Source document

****

In the summer of 2008, I was invited to give a week of lectures to a design class in South Korea. Several students were scheduled to make brief presentations at the end of the week on subjects they had been researching, and we had a preliminary chat about the direction their talks were taking. Two of them, it emerged, were concerned about the rapid changes to Seoul’s visual landscape as a result of commercial pressures, some from outside. One showed me a picture of a Starbucks plonked down incongruously in a quaint, historic area. Respectful to a fault, the students were hesitant to criticize these developments, yet they were clearly uneasy and wanted to know what I thought about it.
If I had any doubt that this was a pressing issue for some Korean graphic designers, it was erased the same day when I was invited to meet a group of professors who had been occupied all week with a workshop of their own about design education. One instructor was especially eager to hear my opinion on the authorities’ plans to bring visual order to Seoul’s graphically unruly streets. On his laptop, he showed us photos of commercial buildings where every inch of external wall, apart from the windows, was plastered with commercial signs advertising the wares on sale within.

****

[Data records]

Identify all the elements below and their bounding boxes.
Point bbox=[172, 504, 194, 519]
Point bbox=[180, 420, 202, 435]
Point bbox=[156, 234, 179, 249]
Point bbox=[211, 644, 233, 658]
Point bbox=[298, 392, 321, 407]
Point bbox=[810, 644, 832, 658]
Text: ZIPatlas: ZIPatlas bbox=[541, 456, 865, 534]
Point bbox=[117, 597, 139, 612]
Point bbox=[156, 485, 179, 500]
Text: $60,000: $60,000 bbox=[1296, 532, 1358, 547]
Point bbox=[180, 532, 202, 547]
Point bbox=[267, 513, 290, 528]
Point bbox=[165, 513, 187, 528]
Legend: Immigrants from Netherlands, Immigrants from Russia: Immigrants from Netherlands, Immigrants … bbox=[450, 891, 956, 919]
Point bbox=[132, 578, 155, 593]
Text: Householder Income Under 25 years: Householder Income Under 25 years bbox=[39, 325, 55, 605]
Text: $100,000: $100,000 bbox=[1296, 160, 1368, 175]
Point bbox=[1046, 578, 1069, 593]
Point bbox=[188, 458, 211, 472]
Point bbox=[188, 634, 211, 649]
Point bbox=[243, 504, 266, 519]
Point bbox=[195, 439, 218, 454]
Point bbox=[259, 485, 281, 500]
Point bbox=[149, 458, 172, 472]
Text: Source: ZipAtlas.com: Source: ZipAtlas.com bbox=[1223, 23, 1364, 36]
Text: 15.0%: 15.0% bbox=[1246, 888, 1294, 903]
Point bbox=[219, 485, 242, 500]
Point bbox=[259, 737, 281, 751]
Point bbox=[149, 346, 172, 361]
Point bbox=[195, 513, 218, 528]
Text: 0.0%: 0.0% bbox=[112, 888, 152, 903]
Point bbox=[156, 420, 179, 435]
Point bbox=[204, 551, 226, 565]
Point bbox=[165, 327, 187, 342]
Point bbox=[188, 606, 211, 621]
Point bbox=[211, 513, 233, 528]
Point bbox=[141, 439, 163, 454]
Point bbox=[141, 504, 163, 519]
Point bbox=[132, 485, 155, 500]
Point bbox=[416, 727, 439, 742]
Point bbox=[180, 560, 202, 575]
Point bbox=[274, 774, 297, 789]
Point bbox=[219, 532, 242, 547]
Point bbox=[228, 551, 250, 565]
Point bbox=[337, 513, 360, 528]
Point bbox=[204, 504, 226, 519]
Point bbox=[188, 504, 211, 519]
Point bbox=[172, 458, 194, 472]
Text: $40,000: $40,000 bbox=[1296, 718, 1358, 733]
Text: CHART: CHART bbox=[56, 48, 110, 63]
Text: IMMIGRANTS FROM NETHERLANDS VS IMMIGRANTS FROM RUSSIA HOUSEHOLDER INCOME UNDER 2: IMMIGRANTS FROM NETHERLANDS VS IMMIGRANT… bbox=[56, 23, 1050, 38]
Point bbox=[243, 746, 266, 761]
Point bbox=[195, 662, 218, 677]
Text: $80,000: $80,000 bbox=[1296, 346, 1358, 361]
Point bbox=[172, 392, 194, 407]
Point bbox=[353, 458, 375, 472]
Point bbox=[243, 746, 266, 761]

****

Reproduce the passage about design students and professors in Seoul word for word, in full.

In the summer of 2008, I was invited to give a week of lectures to a design class in South Korea. Several students were scheduled to make brief presentations at the end of the week on subjects they had been researching, and we had a preliminary chat about the direction their talks were taking. Two of them, it emerged, were concerned about the rapid changes to Seoul’s visual landscape as a result of commercial pressures, some from outside. One showed me a picture of a Starbucks plonked down incongruously in a quaint, historic area. Respectful to a fault, the students were hesitant to criticize these developments, yet they were clearly uneasy and wanted to know what I thought about it.
If I had any doubt that this was a pressing issue for some Korean graphic designers, it was erased the same day when I was invited to meet a group of professors who had been occupied all week with a workshop of their own about design education. One instructor was especially eager to hear my opinion on the authorities’ plans to bring visual order to Seoul’s graphically unruly streets. On his laptop, he showed us photos of commercial buildings where every inch of external wall, apart from the windows, was plastered with commercial signs advertising the wares on sale within.